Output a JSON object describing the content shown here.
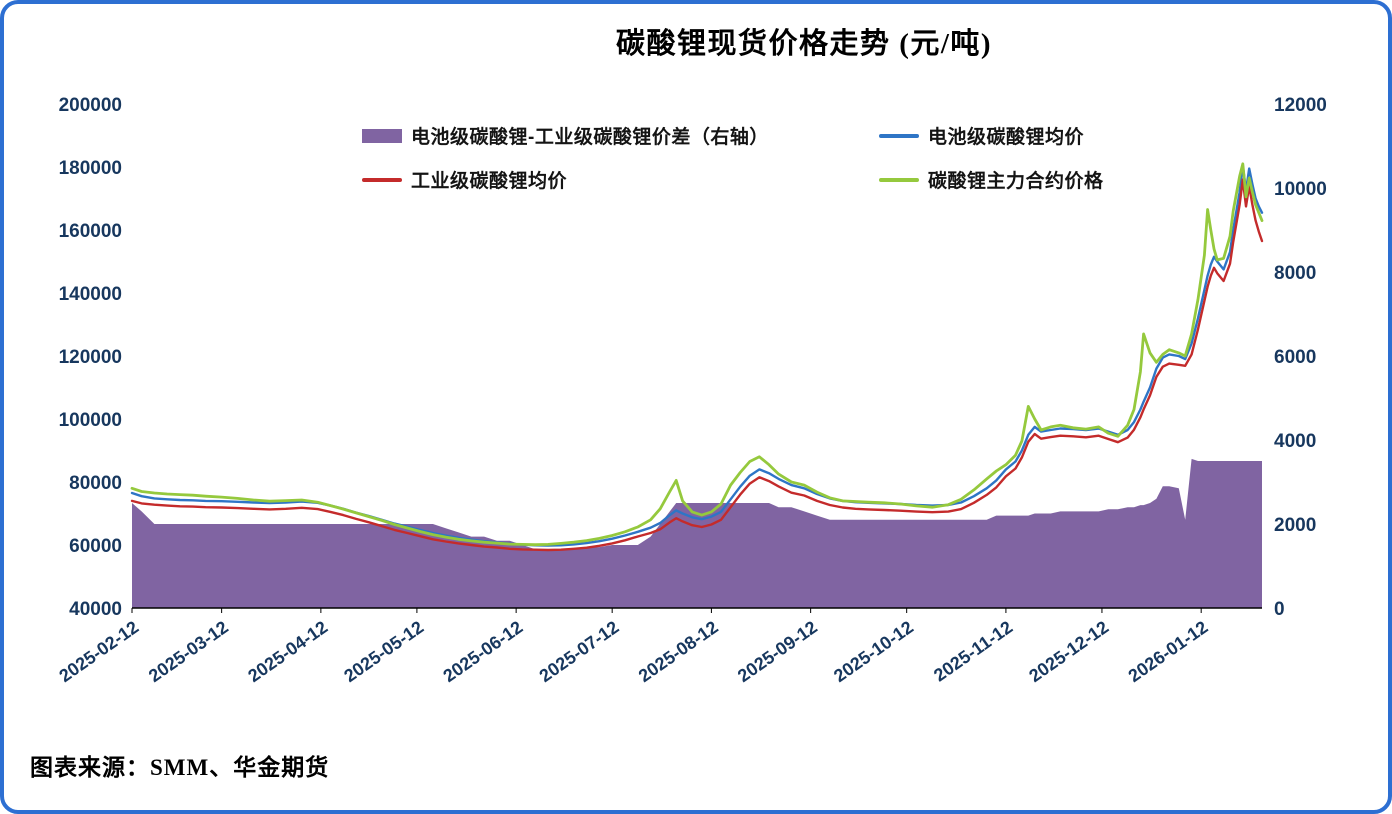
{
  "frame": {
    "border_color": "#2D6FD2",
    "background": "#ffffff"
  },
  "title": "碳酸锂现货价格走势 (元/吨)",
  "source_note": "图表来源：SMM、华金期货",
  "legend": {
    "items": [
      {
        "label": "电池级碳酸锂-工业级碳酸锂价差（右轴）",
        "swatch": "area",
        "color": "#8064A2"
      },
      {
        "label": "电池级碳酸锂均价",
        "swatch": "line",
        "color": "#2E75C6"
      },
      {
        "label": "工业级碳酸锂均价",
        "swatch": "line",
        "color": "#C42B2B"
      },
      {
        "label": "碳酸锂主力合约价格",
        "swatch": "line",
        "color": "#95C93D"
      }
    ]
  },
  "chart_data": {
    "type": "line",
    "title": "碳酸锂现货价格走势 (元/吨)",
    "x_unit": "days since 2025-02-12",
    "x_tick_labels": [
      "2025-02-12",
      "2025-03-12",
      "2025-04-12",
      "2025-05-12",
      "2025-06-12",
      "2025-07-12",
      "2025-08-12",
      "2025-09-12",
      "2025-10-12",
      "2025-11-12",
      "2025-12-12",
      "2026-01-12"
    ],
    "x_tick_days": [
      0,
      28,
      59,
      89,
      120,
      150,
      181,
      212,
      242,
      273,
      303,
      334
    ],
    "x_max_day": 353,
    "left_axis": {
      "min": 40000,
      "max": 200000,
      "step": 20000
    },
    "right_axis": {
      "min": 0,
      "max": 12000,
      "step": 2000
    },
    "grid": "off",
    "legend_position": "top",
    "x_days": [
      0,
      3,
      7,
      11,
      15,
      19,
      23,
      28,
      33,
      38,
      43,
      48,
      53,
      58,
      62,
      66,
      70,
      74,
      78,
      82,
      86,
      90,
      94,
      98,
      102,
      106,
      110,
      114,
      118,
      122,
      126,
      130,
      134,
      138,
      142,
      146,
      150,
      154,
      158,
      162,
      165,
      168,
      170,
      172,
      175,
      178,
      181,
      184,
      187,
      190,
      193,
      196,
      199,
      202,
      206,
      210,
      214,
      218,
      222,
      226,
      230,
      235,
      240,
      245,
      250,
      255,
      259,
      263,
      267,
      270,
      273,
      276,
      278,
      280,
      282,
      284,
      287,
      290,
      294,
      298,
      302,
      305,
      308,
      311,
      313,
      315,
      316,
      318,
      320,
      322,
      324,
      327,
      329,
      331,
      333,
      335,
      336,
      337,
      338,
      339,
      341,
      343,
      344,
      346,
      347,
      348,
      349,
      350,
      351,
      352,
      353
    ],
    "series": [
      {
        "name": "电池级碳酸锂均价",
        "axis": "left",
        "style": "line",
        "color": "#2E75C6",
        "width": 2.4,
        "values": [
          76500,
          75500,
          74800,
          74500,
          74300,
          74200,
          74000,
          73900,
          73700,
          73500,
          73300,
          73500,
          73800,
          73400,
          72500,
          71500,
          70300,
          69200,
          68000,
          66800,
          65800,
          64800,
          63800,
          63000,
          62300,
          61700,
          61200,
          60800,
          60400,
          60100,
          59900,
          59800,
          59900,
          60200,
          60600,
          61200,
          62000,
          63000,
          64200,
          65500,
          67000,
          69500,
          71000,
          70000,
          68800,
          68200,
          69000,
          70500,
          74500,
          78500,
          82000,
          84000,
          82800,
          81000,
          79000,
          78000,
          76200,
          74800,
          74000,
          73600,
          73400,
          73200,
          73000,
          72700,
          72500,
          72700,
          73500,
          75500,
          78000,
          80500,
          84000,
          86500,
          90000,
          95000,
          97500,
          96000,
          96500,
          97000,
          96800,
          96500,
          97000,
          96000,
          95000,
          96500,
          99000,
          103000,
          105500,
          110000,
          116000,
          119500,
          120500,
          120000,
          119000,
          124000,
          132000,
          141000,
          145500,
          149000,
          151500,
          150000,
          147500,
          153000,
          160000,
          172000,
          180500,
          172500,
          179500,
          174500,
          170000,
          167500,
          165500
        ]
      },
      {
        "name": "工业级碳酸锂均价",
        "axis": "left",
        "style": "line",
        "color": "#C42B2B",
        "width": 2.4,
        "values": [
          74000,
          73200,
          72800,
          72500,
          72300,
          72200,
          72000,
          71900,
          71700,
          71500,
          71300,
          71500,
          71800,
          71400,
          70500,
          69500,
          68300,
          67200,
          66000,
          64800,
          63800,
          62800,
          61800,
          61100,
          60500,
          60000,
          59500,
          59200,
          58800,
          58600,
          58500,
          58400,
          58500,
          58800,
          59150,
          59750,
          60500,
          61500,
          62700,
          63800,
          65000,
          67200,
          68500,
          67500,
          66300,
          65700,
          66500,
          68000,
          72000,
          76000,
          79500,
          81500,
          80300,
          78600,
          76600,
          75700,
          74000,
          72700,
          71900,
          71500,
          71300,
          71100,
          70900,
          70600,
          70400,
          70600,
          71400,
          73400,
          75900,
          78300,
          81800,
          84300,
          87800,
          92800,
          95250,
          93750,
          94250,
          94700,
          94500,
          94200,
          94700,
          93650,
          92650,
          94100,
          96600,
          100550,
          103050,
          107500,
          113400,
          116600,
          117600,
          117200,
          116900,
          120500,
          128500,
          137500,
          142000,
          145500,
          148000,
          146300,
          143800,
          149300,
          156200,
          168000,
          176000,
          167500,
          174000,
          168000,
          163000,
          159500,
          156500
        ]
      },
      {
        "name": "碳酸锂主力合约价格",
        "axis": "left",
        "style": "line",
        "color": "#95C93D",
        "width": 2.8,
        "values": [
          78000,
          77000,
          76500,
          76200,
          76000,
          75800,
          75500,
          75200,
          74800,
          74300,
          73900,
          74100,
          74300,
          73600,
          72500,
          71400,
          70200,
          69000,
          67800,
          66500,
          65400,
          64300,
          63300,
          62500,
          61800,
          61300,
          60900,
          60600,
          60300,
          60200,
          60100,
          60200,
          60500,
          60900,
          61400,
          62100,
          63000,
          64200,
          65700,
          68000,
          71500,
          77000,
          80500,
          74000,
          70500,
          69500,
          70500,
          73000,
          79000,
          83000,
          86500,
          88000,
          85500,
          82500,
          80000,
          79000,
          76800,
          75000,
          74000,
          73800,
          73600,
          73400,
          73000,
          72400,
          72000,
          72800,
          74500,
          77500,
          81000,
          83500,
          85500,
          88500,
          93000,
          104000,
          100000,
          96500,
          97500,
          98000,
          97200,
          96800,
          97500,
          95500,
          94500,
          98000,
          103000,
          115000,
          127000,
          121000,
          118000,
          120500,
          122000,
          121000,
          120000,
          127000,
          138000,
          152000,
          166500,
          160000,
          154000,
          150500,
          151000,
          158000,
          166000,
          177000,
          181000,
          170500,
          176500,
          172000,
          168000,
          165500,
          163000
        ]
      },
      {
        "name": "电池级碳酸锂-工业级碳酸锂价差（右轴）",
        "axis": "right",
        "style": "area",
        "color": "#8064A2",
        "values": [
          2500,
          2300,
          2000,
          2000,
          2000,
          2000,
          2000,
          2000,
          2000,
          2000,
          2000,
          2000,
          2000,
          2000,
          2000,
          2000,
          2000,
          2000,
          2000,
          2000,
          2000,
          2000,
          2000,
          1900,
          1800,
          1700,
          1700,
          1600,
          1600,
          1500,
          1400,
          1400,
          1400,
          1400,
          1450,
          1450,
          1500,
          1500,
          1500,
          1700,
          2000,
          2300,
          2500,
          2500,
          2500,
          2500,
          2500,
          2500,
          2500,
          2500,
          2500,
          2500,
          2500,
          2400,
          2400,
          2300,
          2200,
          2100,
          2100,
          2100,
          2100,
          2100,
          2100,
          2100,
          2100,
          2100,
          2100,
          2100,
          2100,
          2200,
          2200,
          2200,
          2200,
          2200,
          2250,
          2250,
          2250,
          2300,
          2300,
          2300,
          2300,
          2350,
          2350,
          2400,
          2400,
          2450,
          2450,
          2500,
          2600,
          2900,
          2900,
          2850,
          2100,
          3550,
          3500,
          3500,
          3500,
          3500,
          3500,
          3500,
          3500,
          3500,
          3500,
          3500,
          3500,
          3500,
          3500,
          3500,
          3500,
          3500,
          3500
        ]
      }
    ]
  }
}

══════

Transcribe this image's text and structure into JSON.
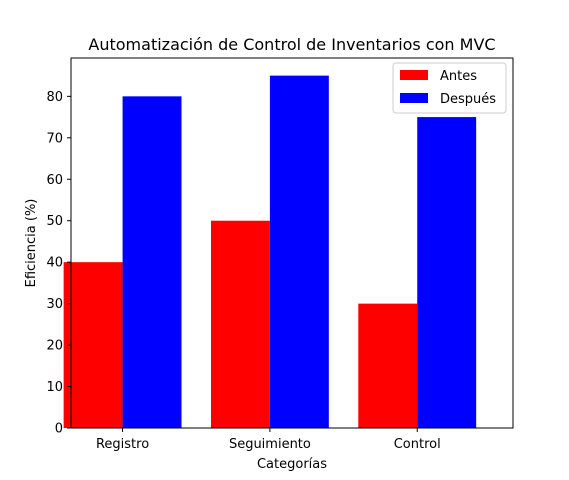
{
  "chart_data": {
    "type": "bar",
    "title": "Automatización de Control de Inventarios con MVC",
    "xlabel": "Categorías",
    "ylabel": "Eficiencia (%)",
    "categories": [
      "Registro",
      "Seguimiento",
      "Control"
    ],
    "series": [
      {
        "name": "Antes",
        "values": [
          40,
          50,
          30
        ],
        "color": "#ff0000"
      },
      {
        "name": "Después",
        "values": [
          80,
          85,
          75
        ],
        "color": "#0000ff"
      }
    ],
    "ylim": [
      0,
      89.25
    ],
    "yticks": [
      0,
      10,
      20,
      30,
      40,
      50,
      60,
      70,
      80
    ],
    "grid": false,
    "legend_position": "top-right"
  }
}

══════

Exercise requirements — Pick out the lines containing the string "工业级碳酸锂价差" and show them.

Answer for the task —
        "label": "电池级碳酸锂-工业级碳酸锂价差（右轴）",
        "name": "电池级碳酸锂-工业级碳酸锂价差（右轴）",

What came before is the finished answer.